**GIVEN INSTRUCTION**
Present the following data again exactly as it is shown.

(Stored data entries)
▬▬▬▬▬▬
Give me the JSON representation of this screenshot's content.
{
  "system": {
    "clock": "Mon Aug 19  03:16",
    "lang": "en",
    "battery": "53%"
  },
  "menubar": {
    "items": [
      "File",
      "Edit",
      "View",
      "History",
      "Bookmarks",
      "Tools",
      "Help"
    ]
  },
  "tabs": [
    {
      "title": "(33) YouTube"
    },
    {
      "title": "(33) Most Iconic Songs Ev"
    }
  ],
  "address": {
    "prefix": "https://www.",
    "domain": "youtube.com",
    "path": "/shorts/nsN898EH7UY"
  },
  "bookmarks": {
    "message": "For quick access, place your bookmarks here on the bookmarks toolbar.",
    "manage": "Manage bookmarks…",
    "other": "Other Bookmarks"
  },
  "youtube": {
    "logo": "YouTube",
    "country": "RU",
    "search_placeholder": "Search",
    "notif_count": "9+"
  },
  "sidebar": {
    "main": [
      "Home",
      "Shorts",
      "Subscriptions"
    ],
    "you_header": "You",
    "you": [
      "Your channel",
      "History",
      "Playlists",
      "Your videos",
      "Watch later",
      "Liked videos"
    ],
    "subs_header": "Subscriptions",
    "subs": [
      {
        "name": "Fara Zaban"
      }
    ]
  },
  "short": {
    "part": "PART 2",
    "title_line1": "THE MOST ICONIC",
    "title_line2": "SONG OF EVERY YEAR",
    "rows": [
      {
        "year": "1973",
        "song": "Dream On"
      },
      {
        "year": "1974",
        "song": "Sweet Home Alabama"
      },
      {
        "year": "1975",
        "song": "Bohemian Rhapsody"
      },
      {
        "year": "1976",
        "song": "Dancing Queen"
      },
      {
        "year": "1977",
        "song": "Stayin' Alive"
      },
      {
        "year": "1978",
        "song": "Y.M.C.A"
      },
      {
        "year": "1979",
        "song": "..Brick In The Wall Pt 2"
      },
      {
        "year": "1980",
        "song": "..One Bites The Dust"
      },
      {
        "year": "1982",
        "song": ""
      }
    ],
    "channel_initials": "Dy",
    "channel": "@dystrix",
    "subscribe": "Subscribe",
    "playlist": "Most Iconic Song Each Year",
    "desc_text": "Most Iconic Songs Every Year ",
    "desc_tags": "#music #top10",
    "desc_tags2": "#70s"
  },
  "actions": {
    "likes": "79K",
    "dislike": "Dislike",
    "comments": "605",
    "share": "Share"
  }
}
▬▬▬▬▬▬
**RESPONSE**
Give me the JSON representation of this screenshot's content.
{
  "system": {
    "clock": "Mon Aug 19  03:16",
    "lang": "en",
    "battery": "53%"
  },
  "menubar": {
    "items": [
      "File",
      "Edit",
      "View",
      "History",
      "Bookmarks",
      "Tools",
      "Help"
    ]
  },
  "tabs": [
    {
      "title": "(33) YouTube"
    },
    {
      "title": "(33) Most Iconic Songs Ev"
    }
  ],
  "address": {
    "prefix": "https://www.",
    "domain": "youtube.com",
    "path": "/shorts/nsN898EH7UY"
  },
  "bookmarks": {
    "message": "For quick access, place your bookmarks here on the bookmarks toolbar.",
    "manage": "Manage bookmarks…",
    "other": "Other Bookmarks"
  },
  "youtube": {
    "logo": "YouTube",
    "country": "RU",
    "search_placeholder": "Search",
    "notif_count": "9+"
  },
  "sidebar": {
    "main": [
      "Home",
      "Shorts",
      "Subscriptions"
    ],
    "you_header": "You",
    "you": [
      "Your channel",
      "History",
      "Playlists",
      "Your videos",
      "Watch later",
      "Liked videos"
    ],
    "subs_header": "Subscriptions",
    "subs": [
      {
        "name": "Fara Zaban"
      }
    ]
  },
  "short": {
    "part": "PART 2",
    "title_line1": "THE MOST ICONIC",
    "title_line2": "SONG OF EVERY YEAR",
    "rows": [
      {
        "year": "1973",
        "song": "Dream On"
      },
      {
        "year": "1974",
        "song": "Sweet Home Alabama"
      },
      {
        "year": "1975",
        "song": "Bohemian Rhapsody"
      },
      {
        "year": "1976",
        "song": "Dancing Queen"
      },
      {
        "year": "1977",
        "song": "Stayin' Alive"
      },
      {
        "year": "1978",
        "song": "Y.M.C.A"
      },
      {
        "year": "1979",
        "song": "..Brick In The Wall Pt 2"
      },
      {
        "year": "1980",
        "song": "..One Bites The Dust"
      },
      {
        "year": "1982",
        "song": ""
      }
    ],
    "channel_initials": "Dy",
    "channel": "@dystrix",
    "subscribe": "Subscribe",
    "playlist": "Most Iconic Song Each Year",
    "desc_text": "Most Iconic Songs Every Year ",
    "desc_tags": "#music #top10",
    "desc_tags2": "#70s"
  },
  "actions": {
    "likes": "79K",
    "dislike": "Dislike",
    "comments": "605",
    "share": "Share"
  }
}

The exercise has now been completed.